• Problem to solve
Read the records below. Copy each line where the string "پانل" occurs.

• Given data
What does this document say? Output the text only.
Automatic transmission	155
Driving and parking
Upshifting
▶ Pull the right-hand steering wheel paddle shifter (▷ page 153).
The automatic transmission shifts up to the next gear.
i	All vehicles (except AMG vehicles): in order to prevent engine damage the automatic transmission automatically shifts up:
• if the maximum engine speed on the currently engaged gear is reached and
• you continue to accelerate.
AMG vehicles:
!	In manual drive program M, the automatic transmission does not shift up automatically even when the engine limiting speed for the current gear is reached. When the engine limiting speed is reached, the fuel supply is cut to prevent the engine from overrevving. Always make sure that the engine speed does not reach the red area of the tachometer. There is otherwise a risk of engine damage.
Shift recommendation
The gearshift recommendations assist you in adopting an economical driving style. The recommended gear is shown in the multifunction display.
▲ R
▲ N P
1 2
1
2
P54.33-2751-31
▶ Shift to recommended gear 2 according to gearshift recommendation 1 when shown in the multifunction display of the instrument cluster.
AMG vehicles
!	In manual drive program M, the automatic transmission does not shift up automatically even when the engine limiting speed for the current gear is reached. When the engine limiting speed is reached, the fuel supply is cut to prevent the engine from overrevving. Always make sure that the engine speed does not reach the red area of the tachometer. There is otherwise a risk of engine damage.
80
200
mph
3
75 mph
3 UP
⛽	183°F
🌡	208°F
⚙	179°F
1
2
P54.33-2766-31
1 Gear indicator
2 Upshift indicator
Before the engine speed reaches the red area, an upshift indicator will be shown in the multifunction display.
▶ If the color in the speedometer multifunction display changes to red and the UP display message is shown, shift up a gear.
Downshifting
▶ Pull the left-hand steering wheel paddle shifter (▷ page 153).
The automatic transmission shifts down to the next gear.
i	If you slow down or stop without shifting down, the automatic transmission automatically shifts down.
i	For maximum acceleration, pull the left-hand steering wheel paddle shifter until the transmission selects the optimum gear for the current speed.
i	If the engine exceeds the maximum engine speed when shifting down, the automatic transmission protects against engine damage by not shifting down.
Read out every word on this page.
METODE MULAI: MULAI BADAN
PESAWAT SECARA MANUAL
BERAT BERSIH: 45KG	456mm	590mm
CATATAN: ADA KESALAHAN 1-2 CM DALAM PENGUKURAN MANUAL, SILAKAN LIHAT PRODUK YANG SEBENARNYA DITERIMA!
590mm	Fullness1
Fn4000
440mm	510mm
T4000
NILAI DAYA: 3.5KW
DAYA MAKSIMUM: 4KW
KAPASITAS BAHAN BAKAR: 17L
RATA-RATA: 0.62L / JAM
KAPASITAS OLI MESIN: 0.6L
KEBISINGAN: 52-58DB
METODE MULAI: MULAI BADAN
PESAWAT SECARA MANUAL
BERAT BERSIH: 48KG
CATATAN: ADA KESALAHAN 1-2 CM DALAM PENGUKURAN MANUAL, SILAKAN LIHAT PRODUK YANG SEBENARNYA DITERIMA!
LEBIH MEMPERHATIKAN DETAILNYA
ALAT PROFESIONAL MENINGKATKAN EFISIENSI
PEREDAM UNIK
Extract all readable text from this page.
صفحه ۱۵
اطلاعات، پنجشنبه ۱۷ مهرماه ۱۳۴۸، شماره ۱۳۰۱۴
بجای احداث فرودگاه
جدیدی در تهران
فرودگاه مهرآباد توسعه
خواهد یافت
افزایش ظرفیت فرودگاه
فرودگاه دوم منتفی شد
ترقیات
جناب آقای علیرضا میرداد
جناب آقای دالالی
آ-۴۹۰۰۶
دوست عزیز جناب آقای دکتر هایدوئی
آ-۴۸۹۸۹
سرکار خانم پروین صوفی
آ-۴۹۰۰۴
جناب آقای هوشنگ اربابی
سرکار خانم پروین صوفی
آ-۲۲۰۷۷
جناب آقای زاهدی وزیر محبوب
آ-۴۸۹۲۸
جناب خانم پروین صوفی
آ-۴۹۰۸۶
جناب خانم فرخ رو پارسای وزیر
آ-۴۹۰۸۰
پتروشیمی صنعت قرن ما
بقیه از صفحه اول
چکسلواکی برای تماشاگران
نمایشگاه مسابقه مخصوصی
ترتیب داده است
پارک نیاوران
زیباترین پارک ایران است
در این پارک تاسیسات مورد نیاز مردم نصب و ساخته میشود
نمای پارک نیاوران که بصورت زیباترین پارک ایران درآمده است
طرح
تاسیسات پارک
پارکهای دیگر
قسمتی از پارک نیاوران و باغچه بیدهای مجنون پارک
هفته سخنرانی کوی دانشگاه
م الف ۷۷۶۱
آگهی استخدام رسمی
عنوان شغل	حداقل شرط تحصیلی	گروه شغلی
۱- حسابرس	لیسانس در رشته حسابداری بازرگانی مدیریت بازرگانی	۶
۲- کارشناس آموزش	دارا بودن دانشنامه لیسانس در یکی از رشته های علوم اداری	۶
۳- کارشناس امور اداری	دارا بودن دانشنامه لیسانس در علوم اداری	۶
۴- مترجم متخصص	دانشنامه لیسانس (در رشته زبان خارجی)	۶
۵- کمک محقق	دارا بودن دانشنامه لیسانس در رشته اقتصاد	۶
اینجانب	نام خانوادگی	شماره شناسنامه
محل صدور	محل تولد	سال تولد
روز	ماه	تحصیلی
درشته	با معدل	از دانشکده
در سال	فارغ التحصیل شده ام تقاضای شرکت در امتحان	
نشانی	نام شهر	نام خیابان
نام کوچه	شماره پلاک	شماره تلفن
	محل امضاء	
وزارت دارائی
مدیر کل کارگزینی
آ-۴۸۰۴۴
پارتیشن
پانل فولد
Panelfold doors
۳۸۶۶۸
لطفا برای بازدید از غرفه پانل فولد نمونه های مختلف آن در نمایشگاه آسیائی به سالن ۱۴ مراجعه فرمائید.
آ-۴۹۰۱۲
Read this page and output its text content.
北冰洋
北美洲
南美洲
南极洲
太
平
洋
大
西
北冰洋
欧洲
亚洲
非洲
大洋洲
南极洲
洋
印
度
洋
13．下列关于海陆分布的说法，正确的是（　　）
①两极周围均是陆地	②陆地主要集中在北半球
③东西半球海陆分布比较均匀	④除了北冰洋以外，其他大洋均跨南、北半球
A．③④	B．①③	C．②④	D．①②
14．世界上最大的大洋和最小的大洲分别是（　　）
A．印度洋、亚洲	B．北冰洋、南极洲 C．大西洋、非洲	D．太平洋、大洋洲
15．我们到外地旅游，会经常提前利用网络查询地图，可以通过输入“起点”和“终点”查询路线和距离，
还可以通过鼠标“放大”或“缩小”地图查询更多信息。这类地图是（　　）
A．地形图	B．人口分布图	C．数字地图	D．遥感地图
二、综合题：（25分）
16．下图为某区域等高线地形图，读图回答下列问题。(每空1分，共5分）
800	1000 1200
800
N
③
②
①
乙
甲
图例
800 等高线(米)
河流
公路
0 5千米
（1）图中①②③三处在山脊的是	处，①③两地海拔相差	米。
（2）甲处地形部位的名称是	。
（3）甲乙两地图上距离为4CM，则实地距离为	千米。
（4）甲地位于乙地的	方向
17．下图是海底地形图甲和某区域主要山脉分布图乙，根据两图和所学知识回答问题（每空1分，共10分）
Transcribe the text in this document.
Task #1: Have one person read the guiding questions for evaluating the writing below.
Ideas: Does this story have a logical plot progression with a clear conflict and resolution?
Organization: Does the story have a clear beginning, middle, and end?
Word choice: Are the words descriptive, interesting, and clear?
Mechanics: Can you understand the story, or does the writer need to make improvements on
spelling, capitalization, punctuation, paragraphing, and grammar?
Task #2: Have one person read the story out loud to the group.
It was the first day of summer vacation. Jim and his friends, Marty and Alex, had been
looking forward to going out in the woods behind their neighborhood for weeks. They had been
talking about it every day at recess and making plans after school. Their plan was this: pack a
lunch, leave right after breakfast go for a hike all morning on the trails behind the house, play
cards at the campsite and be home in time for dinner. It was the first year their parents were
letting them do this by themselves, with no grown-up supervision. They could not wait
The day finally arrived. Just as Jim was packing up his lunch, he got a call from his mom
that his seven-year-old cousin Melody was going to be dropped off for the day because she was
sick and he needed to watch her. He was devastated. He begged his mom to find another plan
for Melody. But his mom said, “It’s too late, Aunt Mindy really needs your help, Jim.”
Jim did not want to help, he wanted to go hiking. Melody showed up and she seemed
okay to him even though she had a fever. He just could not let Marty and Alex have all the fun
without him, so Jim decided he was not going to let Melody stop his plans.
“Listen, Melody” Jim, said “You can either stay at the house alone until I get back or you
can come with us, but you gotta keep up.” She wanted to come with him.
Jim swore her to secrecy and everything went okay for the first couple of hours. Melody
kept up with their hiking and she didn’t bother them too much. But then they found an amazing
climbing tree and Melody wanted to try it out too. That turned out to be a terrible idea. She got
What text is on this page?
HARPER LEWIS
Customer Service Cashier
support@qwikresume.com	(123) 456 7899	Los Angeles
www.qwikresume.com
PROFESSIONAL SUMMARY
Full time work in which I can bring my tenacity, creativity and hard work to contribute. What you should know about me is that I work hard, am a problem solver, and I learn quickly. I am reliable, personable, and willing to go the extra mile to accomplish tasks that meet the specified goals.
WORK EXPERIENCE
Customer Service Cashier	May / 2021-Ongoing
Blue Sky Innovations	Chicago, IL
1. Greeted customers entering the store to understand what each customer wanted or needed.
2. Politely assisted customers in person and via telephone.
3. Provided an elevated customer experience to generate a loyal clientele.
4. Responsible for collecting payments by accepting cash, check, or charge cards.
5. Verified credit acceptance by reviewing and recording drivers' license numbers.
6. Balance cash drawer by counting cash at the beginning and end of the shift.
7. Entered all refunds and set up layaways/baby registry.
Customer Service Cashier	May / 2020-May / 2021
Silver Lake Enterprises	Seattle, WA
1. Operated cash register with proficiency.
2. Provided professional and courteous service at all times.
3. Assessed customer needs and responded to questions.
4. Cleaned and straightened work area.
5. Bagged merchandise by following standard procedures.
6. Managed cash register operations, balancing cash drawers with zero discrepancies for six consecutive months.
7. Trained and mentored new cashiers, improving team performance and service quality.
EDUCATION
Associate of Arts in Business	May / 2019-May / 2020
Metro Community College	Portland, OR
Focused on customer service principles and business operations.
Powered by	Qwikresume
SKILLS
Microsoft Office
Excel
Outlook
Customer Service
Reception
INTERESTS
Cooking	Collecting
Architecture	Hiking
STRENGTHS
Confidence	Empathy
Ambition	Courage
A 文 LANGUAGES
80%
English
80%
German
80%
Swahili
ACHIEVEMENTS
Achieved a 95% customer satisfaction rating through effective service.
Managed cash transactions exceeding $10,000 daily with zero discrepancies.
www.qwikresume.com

• Task response
پانل فولد
لطفا برای بازدید از غرفه پانل فولد نمونه های مختلف آن در نمایشگاه آسیائی به سالن ۱۴ مراجعه فرمائید.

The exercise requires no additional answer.